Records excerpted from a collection

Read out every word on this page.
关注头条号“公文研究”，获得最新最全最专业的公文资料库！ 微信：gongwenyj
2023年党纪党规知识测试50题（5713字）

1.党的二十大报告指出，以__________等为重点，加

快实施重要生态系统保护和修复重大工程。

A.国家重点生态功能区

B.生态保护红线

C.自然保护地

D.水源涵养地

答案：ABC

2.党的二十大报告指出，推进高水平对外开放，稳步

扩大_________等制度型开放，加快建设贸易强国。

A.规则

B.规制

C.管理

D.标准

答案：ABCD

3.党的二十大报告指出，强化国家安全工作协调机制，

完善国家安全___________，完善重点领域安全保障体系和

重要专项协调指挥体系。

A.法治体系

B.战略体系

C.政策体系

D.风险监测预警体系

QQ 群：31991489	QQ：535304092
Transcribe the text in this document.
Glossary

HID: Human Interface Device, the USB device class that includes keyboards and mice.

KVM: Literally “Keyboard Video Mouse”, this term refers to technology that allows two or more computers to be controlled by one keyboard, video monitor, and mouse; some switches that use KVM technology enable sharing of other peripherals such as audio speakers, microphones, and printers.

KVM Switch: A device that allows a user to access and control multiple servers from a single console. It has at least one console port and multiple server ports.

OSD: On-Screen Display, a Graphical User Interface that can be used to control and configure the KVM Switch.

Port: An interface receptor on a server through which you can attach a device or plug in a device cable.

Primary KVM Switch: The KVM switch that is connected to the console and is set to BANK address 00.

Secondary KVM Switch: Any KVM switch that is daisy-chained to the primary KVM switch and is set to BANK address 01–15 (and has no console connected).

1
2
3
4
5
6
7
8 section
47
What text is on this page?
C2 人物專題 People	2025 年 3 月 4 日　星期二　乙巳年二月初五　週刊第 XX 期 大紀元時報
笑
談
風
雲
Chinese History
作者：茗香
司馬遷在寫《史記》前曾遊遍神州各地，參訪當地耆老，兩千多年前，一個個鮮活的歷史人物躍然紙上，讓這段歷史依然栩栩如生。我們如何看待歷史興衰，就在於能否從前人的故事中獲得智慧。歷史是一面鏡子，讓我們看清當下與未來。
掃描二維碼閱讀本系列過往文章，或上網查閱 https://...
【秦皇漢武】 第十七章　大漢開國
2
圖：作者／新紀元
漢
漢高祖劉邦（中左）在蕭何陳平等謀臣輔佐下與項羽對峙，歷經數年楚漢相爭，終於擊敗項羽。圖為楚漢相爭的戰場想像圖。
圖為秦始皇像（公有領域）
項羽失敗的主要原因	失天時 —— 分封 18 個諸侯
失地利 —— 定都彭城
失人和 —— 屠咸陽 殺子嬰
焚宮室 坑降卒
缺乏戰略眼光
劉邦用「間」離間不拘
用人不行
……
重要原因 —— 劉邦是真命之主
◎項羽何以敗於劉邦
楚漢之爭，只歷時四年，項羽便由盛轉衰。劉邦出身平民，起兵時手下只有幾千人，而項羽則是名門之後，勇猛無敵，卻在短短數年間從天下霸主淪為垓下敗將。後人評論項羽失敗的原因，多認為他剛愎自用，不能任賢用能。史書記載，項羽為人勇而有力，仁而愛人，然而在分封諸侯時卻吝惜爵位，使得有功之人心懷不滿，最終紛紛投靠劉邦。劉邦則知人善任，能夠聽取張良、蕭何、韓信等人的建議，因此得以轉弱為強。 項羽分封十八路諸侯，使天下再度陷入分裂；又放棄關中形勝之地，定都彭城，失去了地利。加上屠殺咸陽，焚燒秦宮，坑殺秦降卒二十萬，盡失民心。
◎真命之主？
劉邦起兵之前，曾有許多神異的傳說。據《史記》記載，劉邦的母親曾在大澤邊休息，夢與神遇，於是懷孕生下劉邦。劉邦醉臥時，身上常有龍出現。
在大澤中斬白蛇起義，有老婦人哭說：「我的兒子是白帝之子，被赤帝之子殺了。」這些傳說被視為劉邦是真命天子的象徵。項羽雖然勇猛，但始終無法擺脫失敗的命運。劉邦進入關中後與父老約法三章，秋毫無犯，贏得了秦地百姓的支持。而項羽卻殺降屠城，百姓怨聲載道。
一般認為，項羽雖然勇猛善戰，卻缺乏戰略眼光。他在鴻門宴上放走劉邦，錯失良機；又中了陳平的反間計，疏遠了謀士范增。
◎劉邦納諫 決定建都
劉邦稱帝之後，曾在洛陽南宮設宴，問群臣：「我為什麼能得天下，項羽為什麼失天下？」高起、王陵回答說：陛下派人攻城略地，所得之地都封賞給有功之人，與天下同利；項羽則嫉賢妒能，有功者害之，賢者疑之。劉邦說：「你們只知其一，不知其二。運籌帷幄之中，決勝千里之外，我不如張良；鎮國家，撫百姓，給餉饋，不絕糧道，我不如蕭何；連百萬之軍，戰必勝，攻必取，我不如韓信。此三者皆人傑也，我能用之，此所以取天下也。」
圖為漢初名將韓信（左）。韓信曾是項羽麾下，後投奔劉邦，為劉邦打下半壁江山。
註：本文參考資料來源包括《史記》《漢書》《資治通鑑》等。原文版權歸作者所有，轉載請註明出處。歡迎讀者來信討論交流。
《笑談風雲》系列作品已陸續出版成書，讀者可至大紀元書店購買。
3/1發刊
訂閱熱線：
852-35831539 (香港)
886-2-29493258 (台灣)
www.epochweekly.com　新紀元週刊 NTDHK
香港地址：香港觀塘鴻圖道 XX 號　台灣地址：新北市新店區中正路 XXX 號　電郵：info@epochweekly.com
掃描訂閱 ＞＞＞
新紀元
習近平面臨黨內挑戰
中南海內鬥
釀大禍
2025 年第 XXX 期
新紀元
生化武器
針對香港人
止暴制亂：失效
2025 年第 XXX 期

> [What the exercise asks]:
Repeat the material from above exactly, word for word.

> [Answer below]:
Read out every word on this page.
关注头条号“公文研究”，获得最新最全最专业的公文资料库！ 微信：gongwenyj
2023年党纪党规知识测试50题（5713字）

1.党的二十大报告指出，以__________等为重点，加

快实施重要生态系统保护和修复重大工程。

A.国家重点生态功能区

B.生态保护红线

C.自然保护地

D.水源涵养地

答案：ABC

2.党的二十大报告指出，推进高水平对外开放，稳步

扩大_________等制度型开放，加快建设贸易强国。

A.规则

B.规制

C.管理

D.标准

答案：ABCD

3.党的二十大报告指出，强化国家安全工作协调机制，

完善国家安全___________，完善重点领域安全保障体系和

重要专项协调指挥体系。

A.法治体系

B.战略体系

C.政策体系

D.风险监测预警体系

QQ 群：31991489	QQ：535304092
Transcribe the text in this document.
Glossary

HID: Human Interface Device, the USB device class that includes keyboards and mice.

KVM: Literally “Keyboard Video Mouse”, this term refers to technology that allows two or more computers to be controlled by one keyboard, video monitor, and mouse; some switches that use KVM technology enable sharing of other peripherals such as audio speakers, microphones, and printers.

KVM Switch: A device that allows a user to access and control multiple servers from a single console. It has at least one console port and multiple server ports.

OSD: On-Screen Display, a Graphical User Interface that can be used to control and configure the KVM Switch.

Port: An interface receptor on a server through which you can attach a device or plug in a device cable.

Primary KVM Switch: The KVM switch that is connected to the console and is set to BANK address 00.

Secondary KVM Switch: Any KVM switch that is daisy-chained to the primary KVM switch and is set to BANK address 01–15 (and has no console connected).

1
2
3
4
5
6
7
8 section
47
What text is on this page?
C2 人物專題 People	2025 年 3 月 4 日　星期二　乙巳年二月初五　週刊第 XX 期 大紀元時報
笑
談
風
雲
Chinese History
作者：茗香
司馬遷在寫《史記》前曾遊遍神州各地，參訪當地耆老，兩千多年前，一個個鮮活的歷史人物躍然紙上，讓這段歷史依然栩栩如生。我們如何看待歷史興衰，就在於能否從前人的故事中獲得智慧。歷史是一面鏡子，讓我們看清當下與未來。
掃描二維碼閱讀本系列過往文章，或上網查閱 https://...
【秦皇漢武】 第十七章　大漢開國
2
圖：作者／新紀元
漢
漢高祖劉邦（中左）在蕭何陳平等謀臣輔佐下與項羽對峙，歷經數年楚漢相爭，終於擊敗項羽。圖為楚漢相爭的戰場想像圖。
圖為秦始皇像（公有領域）
項羽失敗的主要原因	失天時 —— 分封 18 個諸侯
失地利 —— 定都彭城
失人和 —— 屠咸陽 殺子嬰
焚宮室 坑降卒
缺乏戰略眼光
劉邦用「間」離間不拘
用人不行
……
重要原因 —— 劉邦是真命之主
◎項羽何以敗於劉邦
楚漢之爭，只歷時四年，項羽便由盛轉衰。劉邦出身平民，起兵時手下只有幾千人，而項羽則是名門之後，勇猛無敵，卻在短短數年間從天下霸主淪為垓下敗將。後人評論項羽失敗的原因，多認為他剛愎自用，不能任賢用能。史書記載，項羽為人勇而有力，仁而愛人，然而在分封諸侯時卻吝惜爵位，使得有功之人心懷不滿，最終紛紛投靠劉邦。劉邦則知人善任，能夠聽取張良、蕭何、韓信等人的建議，因此得以轉弱為強。 項羽分封十八路諸侯，使天下再度陷入分裂；又放棄關中形勝之地，定都彭城，失去了地利。加上屠殺咸陽，焚燒秦宮，坑殺秦降卒二十萬，盡失民心。
◎真命之主？
劉邦起兵之前，曾有許多神異的傳說。據《史記》記載，劉邦的母親曾在大澤邊休息，夢與神遇，於是懷孕生下劉邦。劉邦醉臥時，身上常有龍出現。
在大澤中斬白蛇起義，有老婦人哭說：「我的兒子是白帝之子，被赤帝之子殺了。」這些傳說被視為劉邦是真命天子的象徵。項羽雖然勇猛，但始終無法擺脫失敗的命運。劉邦進入關中後與父老約法三章，秋毫無犯，贏得了秦地百姓的支持。而項羽卻殺降屠城，百姓怨聲載道。
一般認為，項羽雖然勇猛善戰，卻缺乏戰略眼光。他在鴻門宴上放走劉邦，錯失良機；又中了陳平的反間計，疏遠了謀士范增。
◎劉邦納諫 決定建都
劉邦稱帝之後，曾在洛陽南宮設宴，問群臣：「我為什麼能得天下，項羽為什麼失天下？」高起、王陵回答說：陛下派人攻城略地，所得之地都封賞給有功之人，與天下同利；項羽則嫉賢妒能，有功者害之，賢者疑之。劉邦說：「你們只知其一，不知其二。運籌帷幄之中，決勝千里之外，我不如張良；鎮國家，撫百姓，給餉饋，不絕糧道，我不如蕭何；連百萬之軍，戰必勝，攻必取，我不如韓信。此三者皆人傑也，我能用之，此所以取天下也。」
圖為漢初名將韓信（左）。韓信曾是項羽麾下，後投奔劉邦，為劉邦打下半壁江山。
註：本文參考資料來源包括《史記》《漢書》《資治通鑑》等。原文版權歸作者所有，轉載請註明出處。歡迎讀者來信討論交流。
《笑談風雲》系列作品已陸續出版成書，讀者可至大紀元書店購買。
3/1發刊
訂閱熱線：
852-35831539 (香港)
886-2-29493258 (台灣)
www.epochweekly.com　新紀元週刊 NTDHK
香港地址：香港觀塘鴻圖道 XX 號　台灣地址：新北市新店區中正路 XXX 號　電郵：info@epochweekly.com
掃描訂閱 ＞＞＞
新紀元
習近平面臨黨內挑戰
中南海內鬥
釀大禍
2025 年第 XXX 期
新紀元
生化武器
針對香港人
止暴制亂：失效
2025 年第 XXX 期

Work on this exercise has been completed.